■ Excerpt ■
============================================================

Skip to content
This repository has been archived by the owner on Oct 20, 2018. It is now read-only.

GSoC2012 Progress (Dirk)

sandroacoelho edited this page Jul 26, 2013 · 1 revision

GSoC 2012 Progress Report

Links

Repository
Proposal
Rest service: http://160.45.137.73:2222/rest/topic?text="Here comes the text" (if it is not running, just contact me)

Summary

Midterm Evaluation

Corpus generation

The simple approach, which was flattening wikis hierarchy utilizing the distances of a wiki category to the topic's main categories, which were defined manually before, did work ok, but it was not satisfying. That goes for wikipedias main_topic_categorization and also the wiki main portals, on which I both tested the approach.
Clustering over wikipedia's categories utilizing extracted TF-IDF vectors for each one of them resulted in a much better flattening of wikipedia categories to their main topics, but there was still too much confusion within the clusters, because clustering doesn't know which topics to discriminate. Hierarchical clustering, i.e. in this case clustering clusters that were still too fuzzy again, was the next step to remove confusion and results actually got less fuzzy, but still some clusters did not match any 'good' topic and of course there were too many clusters to label. Therefore I implemented an automatical cluster labeling mechanism, which did work well. Anyway, as much as clustering seemed appropriate for the task of fattening wikipedia's categories, it still left too much confusion.
The last approach of this kind was sort of a semi-supervised procedure which evolved from the clustering approach. The fact that wikipedia categories are often strongly related by keywords in their titles to a certain topic, e.g. Rocky_Mountains -> Keywords: rocky, mountains -> topic: geography, because 'mountain' is a keyword for geography, could be exploited by labeling those categories with their obvious topics and then training a topical classifier with those obvious examples (categories) for each topic. Note that there were over 200k obvious category assignments (to topics) possible. After training the classifier, it was easy to apply the classifier to yet unassignment wiki categories and estimate the topic to which it should belong. Then it was possible to repeat that procedure with the newly assigned categories as new examples for training.

============================================================

Can you retype the GSoC progress report word for word, from "Skip to content" to "just contact me)"?

■ Data lines ■

============================================================

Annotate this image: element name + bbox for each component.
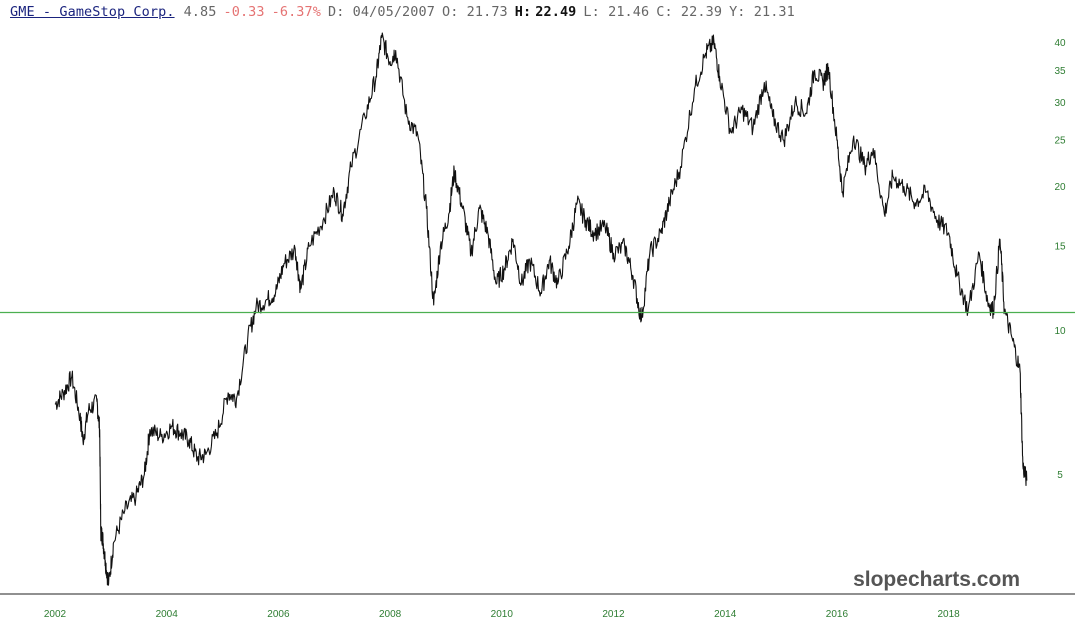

============================================================

■ Answer ■
Skip to content
This repository has been archived by the owner on Oct 20, 2018. It is now read-only.

GSoC2012 Progress (Dirk)

sandroacoelho edited this page Jul 26, 2013 · 1 revision

GSoC 2012 Progress Report

Links

Repository
Proposal
Rest service: http://160.45.137.73:2222/rest/topic?text="Here comes the text" (if it is not running, just contact me)